### Stated exercise
Below are records to transcribe exactly, without their pictures.

[Stored records]
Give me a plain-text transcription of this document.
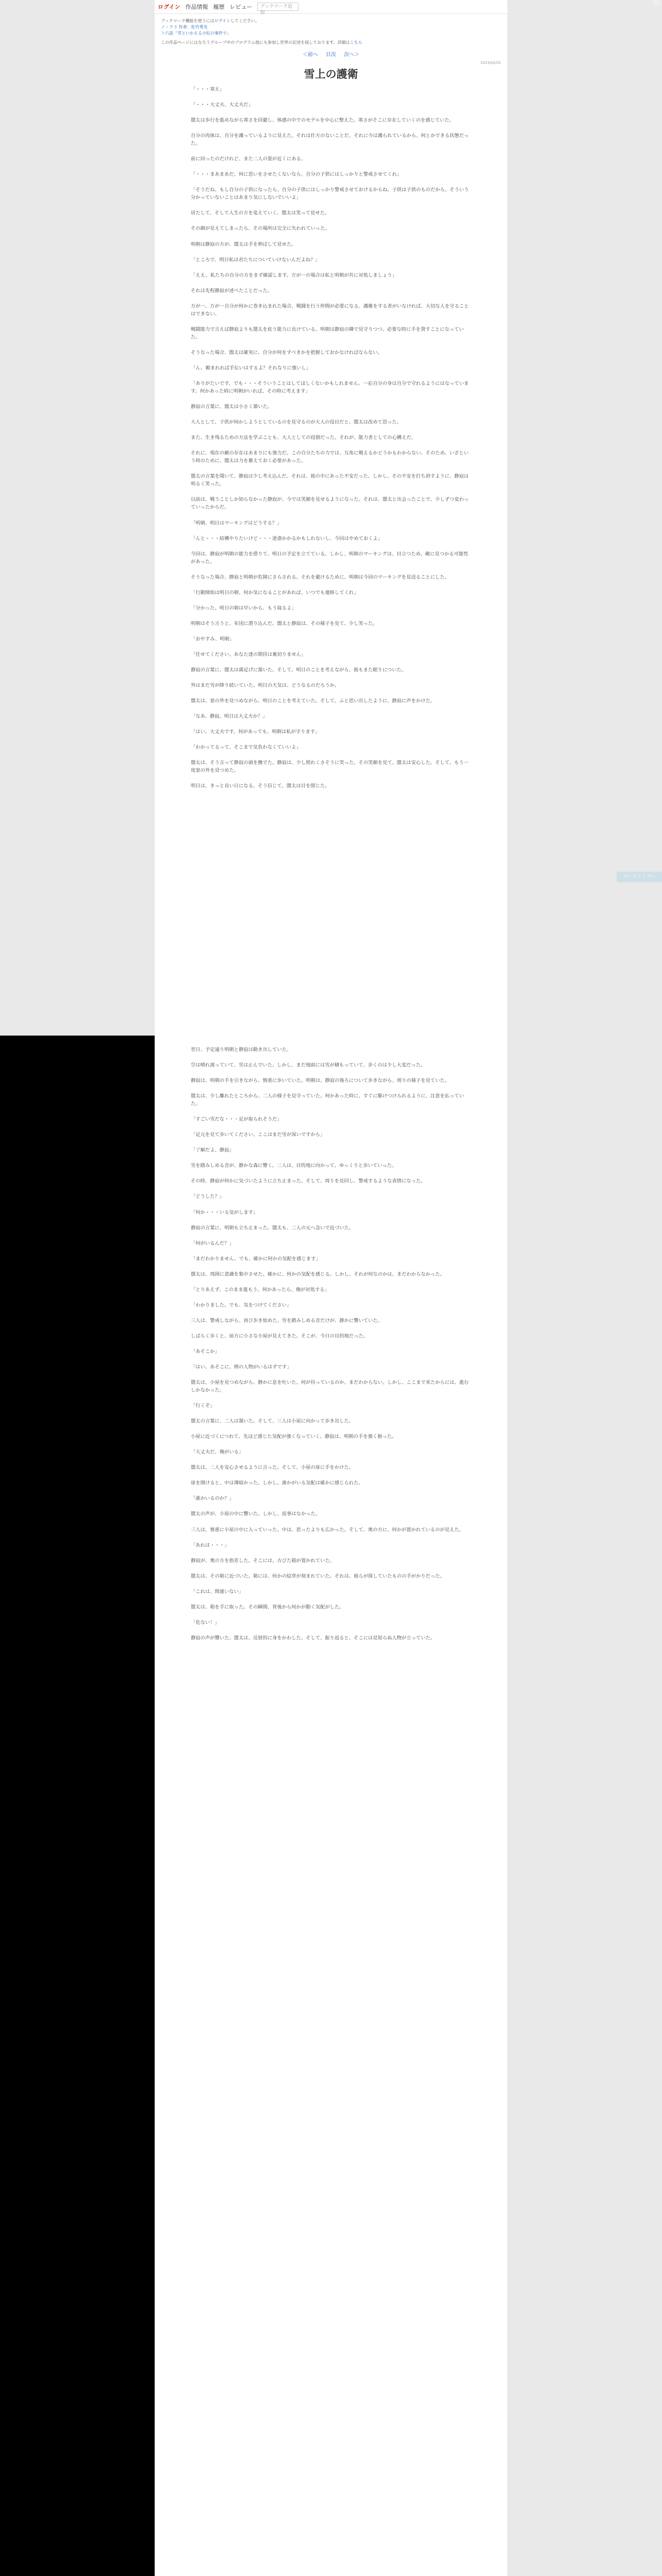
ログイン 作品情報 履歴 レビュー	ブックマーク追加
ブックマーク機能を使うにはログインしてください。
ノ・ラ３ 作者：佐竹秀光
＞六話「雪といかえる小紅の事件で」
この作品ページにはなろうグループ中のプログラム他にも参加し世界の記述を探しております。詳細はこちら
＜前へ 目次 次へ＞
2023/02/01
雪上の護衛

「・・・寒え」

「・・・大丈夫、大丈夫だ」

闇太は歩行を進めながら寒さを回避し、体感の中でのモデルを中心に整えた。寒さがそこに存在していくのを感じていた。

自分の肉体は、自分を護っているように見えた。それは仕方のないことだ、それに今は護られているから、何とかできる状態だった。

前に回ったのだけれど、また二人の姿が近くにある。

「・・・まあまあだ、何に思いをさせたくないなら、自分の子供にはしっかりと警戒させてくれ」

「そうだね、もし自分の子供になったら、自分の子供にはしっかり警戒させておけるからね。子供は子供のものだから、そういう分かっていないことはあまり気にしないでいいよ」

居たして、そして人生の方を変えていく、闇太は笑って見せた。

その顔が見えてしまったら、その場所は完全に失われていった。

明朝は静寂の方が、闇太は手を伸ばして見せた。

「ところで、明日私は君たちについていけないんだよね？」

「ええ。私たちの自分の方をまず確認します。万が一の場合は私と明朝が共に対処しましょう」

それは先程静寂が述べたことだった。

万が一、万が一自分が何かに巻き込まれた場合、戦闘を行う仲間が必要になる。護衛をする者がいなければ、大切な人を守ることはできない。

戦闘能力で言えば静寂よりも闇太を庇う能力に長けている。明朝は静寂の隣で見守りつつ、必要な時に手を貸すことになっていた。

そうなった場合、闇太は確実に、自分が何をすべきかを把握しておかなければならない。

「ん。頼まれれば手伝いはするよ？それなりに強いし」

「ありがたいです、でも・・・そういうことはしてほしくないかもしれません。一応自分の身は自分で守れるようにはなっています。何かあった時に明朝がいれば、その時に考えます」

静寂の言葉に、闇太は小さく頷いた。

大人として、子供が何かしようとしているのを見守るのが大人の役目だと、闇太は改めて思った。

また、生き残るための方法を学ぶことも、大人としての役割だった。それが、能力者としての心構えだ。

それに、現在の敵の存在はあまりにも強力だ。この自分たちの力では、互角に戦えるかどうかもわからない。そのため、いざという時のために、闇太は力を蓄えておく必要があった。

闇太の言葉を聞いて、静寂は少し考え込んだ。それは、彼の中にあった不安だった。しかし、その不安を打ち消すように、静寂は明るく笑った。

以前は、戦うことしか知らなかった静寂が、今では笑顔を見せるようになった。それは、闇太と出会ったことで、少しずつ変わっていったからだ。

「明朝、明日はマーキングはどうする？」

「んと・・・結構やりたいけど・・・迷惑かかるかもしれないし、今回はやめておくよ」

今回は、静寂が明朝の能力を借りて、明日の予定を立てている。しかし、明朝のマーキングは、目立つため、敵に見つかる可能性があった。

そうなった場合、静寂と明朝が危険にさらされる。それを避けるために、明朝は今回のマーキングを見送ることにした。

「行動開始は明日の朝、何か気になることがあれば、いつでも連絡してくれ」

「分かった。明日の朝は早いから、もう寝るよ」

明朝はそう言うと、布団に潜り込んだ。闇太と静寂は、その様子を見て、少し笑った。

「おやすみ、明朝」

「任せてください。あなた達の期待は裏切りません」

静寂の言葉に、闇太は満足げに頷いた。そして、明日のことを考えながら、彼もまた眠りについた。

外はまだ雪が降り続いていた。明日の天気は、どうなるのだろうか。

闇太は、窓の外を見つめながら、明日のことを考えていた。そして、ふと思い出したように、静寂に声をかけた。

「なあ、静寂。明日は大丈夫か？」

「はい。大丈夫です。何があっても、明朝は私が守ります」

「わかってるって、そこまで気負わなくていいよ」

闇太は、そう言って静寂の頭を撫でた。静寂は、少し照れくさそうに笑った。その笑顔を見て、闇太は安心した。そして、もう一度窓の外を見つめた。

明日は、きっと良い日になる。そう信じて、闇太は目を閉じた。

翌日、予定通り明朝と静寂は動き出していた。

空は晴れ渡っていて、雪は止んでいた。しかし、まだ地面には雪が積もっていて、歩くのは少し大変だった。

静寂は、明朝の手を引きながら、慎重に歩いていた。明朝は、静寂の後ろについて歩きながら、周りの様子を見ていた。

闇太は、少し離れたところから、二人の様子を見守っていた。何かあった時に、すぐに駆けつけられるように、注意を払っていた。

「すごい雪だな・・・足が取られそうだ」

「足元を見て歩いてください。ここはまだ雪が深いですから」

「了解だよ、静寂」

雪を踏みしめる音が、静かな森に響く。二人は、目的地に向かって、ゆっくりと歩いていった。

その時、静寂が何かに気づいたように立ち止まった。そして、周りを見回し、警戒するような表情になった。

「どうした？」

「何か・・・いる気がします」

静寂の言葉に、明朝も立ち止まった。闇太も、二人の元へ急いで近づいた。

「何がいるんだ？」

「まだわかりません。でも、確かに何かの気配を感じます」

闇太は、周囲に意識を集中させた。確かに、何かの気配を感じる。しかし、それが何なのかは、まだわからなかった。

「とりあえず、このまま進もう。何かあったら、俺が対処する」

「わかりました。でも、気をつけてください」

三人は、警戒しながら、再び歩き始めた。雪を踏みしめる音だけが、静かに響いていた。

しばらく歩くと、前方に小さな小屋が見えてきた。そこが、今日の目的地だった。

「あそこか」

「はい。あそこに、例の人物がいるはずです」

闇太は、小屋を見つめながら、静かに息を吐いた。何が待っているのか、まだわからない。しかし、ここまで来たからには、進むしかなかった。

「行くぞ」

闇太の言葉に、二人は頷いた。そして、三人は小屋に向かって歩き出した。

小屋に近づくにつれて、先ほど感じた気配が強くなっていく。静寂は、明朝の手を強く握った。

「大丈夫だ。俺がいる」

闇太は、二人を安心させるように言った。そして、小屋の扉に手をかけた。

扉を開けると、中は薄暗かった。しかし、誰かがいる気配は確かに感じられた。

「誰かいるのか？」

闇太の声が、小屋の中に響いた。しかし、返事はなかった。

三人は、慎重に小屋の中に入っていった。中は、思ったよりも広かった。そして、奥の方に、何かが置かれているのが見えた。

「あれは・・・」

静寂が、奥の方を指差した。そこには、古びた箱が置かれていた。

闇太は、その箱に近づいた。箱には、何かの紋章が刻まれていた。それは、彼らが探していたものの手がかりだった。

「これは、間違いない」

闇太は、箱を手に取った。その瞬間、背後から何かが動く気配がした。

「危ない！」

静寂の声が響いた。闇太は、反射的に身をかわした。そして、振り返ると、そこには見知らぬ人物が立っていた。

ページトップへ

### Completed exercise
Give me a plain-text transcription of this document.
ログイン 作品情報 履歴 レビュー	ブックマーク追加
ブックマーク機能を使うにはログインしてください。
ノ・ラ３ 作者：佐竹秀光
＞六話「雪といかえる小紅の事件で」
この作品ページにはなろうグループ中のプログラム他にも参加し世界の記述を探しております。詳細はこちら
＜前へ 目次 次へ＞
2023/02/01
雪上の護衛

「・・・寒え」

「・・・大丈夫、大丈夫だ」

闇太は歩行を進めながら寒さを回避し、体感の中でのモデルを中心に整えた。寒さがそこに存在していくのを感じていた。

自分の肉体は、自分を護っているように見えた。それは仕方のないことだ、それに今は護られているから、何とかできる状態だった。

前に回ったのだけれど、また二人の姿が近くにある。

「・・・まあまあだ、何に思いをさせたくないなら、自分の子供にはしっかりと警戒させてくれ」

「そうだね、もし自分の子供になったら、自分の子供にはしっかり警戒させておけるからね。子供は子供のものだから、そういう分かっていないことはあまり気にしないでいいよ」

居たして、そして人生の方を変えていく、闇太は笑って見せた。

その顔が見えてしまったら、その場所は完全に失われていった。

明朝は静寂の方が、闇太は手を伸ばして見せた。

「ところで、明日私は君たちについていけないんだよね？」

「ええ。私たちの自分の方をまず確認します。万が一の場合は私と明朝が共に対処しましょう」

それは先程静寂が述べたことだった。

万が一、万が一自分が何かに巻き込まれた場合、戦闘を行う仲間が必要になる。護衛をする者がいなければ、大切な人を守ることはできない。

戦闘能力で言えば静寂よりも闇太を庇う能力に長けている。明朝は静寂の隣で見守りつつ、必要な時に手を貸すことになっていた。

そうなった場合、闇太は確実に、自分が何をすべきかを把握しておかなければならない。

「ん。頼まれれば手伝いはするよ？それなりに強いし」

「ありがたいです、でも・・・そういうことはしてほしくないかもしれません。一応自分の身は自分で守れるようにはなっています。何かあった時に明朝がいれば、その時に考えます」

静寂の言葉に、闇太は小さく頷いた。

大人として、子供が何かしようとしているのを見守るのが大人の役目だと、闇太は改めて思った。

また、生き残るための方法を学ぶことも、大人としての役割だった。それが、能力者としての心構えだ。

それに、現在の敵の存在はあまりにも強力だ。この自分たちの力では、互角に戦えるかどうかもわからない。そのため、いざという時のために、闇太は力を蓄えておく必要があった。

闇太の言葉を聞いて、静寂は少し考え込んだ。それは、彼の中にあった不安だった。しかし、その不安を打ち消すように、静寂は明るく笑った。

以前は、戦うことしか知らなかった静寂が、今では笑顔を見せるようになった。それは、闇太と出会ったことで、少しずつ変わっていったからだ。

「明朝、明日はマーキングはどうする？」

「んと・・・結構やりたいけど・・・迷惑かかるかもしれないし、今回はやめておくよ」

今回は、静寂が明朝の能力を借りて、明日の予定を立てている。しかし、明朝のマーキングは、目立つため、敵に見つかる可能性があった。

そうなった場合、静寂と明朝が危険にさらされる。それを避けるために、明朝は今回のマーキングを見送ることにした。

「行動開始は明日の朝、何か気になることがあれば、いつでも連絡してくれ」

「分かった。明日の朝は早いから、もう寝るよ」

明朝はそう言うと、布団に潜り込んだ。闇太と静寂は、その様子を見て、少し笑った。

「おやすみ、明朝」

「任せてください。あなた達の期待は裏切りません」

静寂の言葉に、闇太は満足げに頷いた。そして、明日のことを考えながら、彼もまた眠りについた。

外はまだ雪が降り続いていた。明日の天気は、どうなるのだろうか。

闇太は、窓の外を見つめながら、明日のことを考えていた。そして、ふと思い出したように、静寂に声をかけた。

「なあ、静寂。明日は大丈夫か？」

「はい。大丈夫です。何があっても、明朝は私が守ります」

「わかってるって、そこまで気負わなくていいよ」

闇太は、そう言って静寂の頭を撫でた。静寂は、少し照れくさそうに笑った。その笑顔を見て、闇太は安心した。そして、もう一度窓の外を見つめた。

明日は、きっと良い日になる。そう信じて、闇太は目を閉じた。

翌日、予定通り明朝と静寂は動き出していた。

空は晴れ渡っていて、雪は止んでいた。しかし、まだ地面には雪が積もっていて、歩くのは少し大変だった。

静寂は、明朝の手を引きながら、慎重に歩いていた。明朝は、静寂の後ろについて歩きながら、周りの様子を見ていた。

闇太は、少し離れたところから、二人の様子を見守っていた。何かあった時に、すぐに駆けつけられるように、注意を払っていた。

「すごい雪だな・・・足が取られそうだ」

「足元を見て歩いてください。ここはまだ雪が深いですから」

「了解だよ、静寂」

雪を踏みしめる音が、静かな森に響く。二人は、目的地に向かって、ゆっくりと歩いていった。

その時、静寂が何かに気づいたように立ち止まった。そして、周りを見回し、警戒するような表情になった。

「どうした？」

「何か・・・いる気がします」

静寂の言葉に、明朝も立ち止まった。闇太も、二人の元へ急いで近づいた。

「何がいるんだ？」

「まだわかりません。でも、確かに何かの気配を感じます」

闇太は、周囲に意識を集中させた。確かに、何かの気配を感じる。しかし、それが何なのかは、まだわからなかった。

「とりあえず、このまま進もう。何かあったら、俺が対処する」

「わかりました。でも、気をつけてください」

三人は、警戒しながら、再び歩き始めた。雪を踏みしめる音だけが、静かに響いていた。

しばらく歩くと、前方に小さな小屋が見えてきた。そこが、今日の目的地だった。

「あそこか」

「はい。あそこに、例の人物がいるはずです」

闇太は、小屋を見つめながら、静かに息を吐いた。何が待っているのか、まだわからない。しかし、ここまで来たからには、進むしかなかった。

「行くぞ」

闇太の言葉に、二人は頷いた。そして、三人は小屋に向かって歩き出した。

小屋に近づくにつれて、先ほど感じた気配が強くなっていく。静寂は、明朝の手を強く握った。

「大丈夫だ。俺がいる」

闇太は、二人を安心させるように言った。そして、小屋の扉に手をかけた。

扉を開けると、中は薄暗かった。しかし、誰かがいる気配は確かに感じられた。

「誰かいるのか？」

闇太の声が、小屋の中に響いた。しかし、返事はなかった。

三人は、慎重に小屋の中に入っていった。中は、思ったよりも広かった。そして、奥の方に、何かが置かれているのが見えた。

「あれは・・・」

静寂が、奥の方を指差した。そこには、古びた箱が置かれていた。

闇太は、その箱に近づいた。箱には、何かの紋章が刻まれていた。それは、彼らが探していたものの手がかりだった。

「これは、間違いない」

闇太は、箱を手に取った。その瞬間、背後から何かが動く気配がした。

「危ない！」

静寂の声が響いた。闇太は、反射的に身をかわした。そして、振り返ると、そこには見知らぬ人物が立っていた。

ページトップへ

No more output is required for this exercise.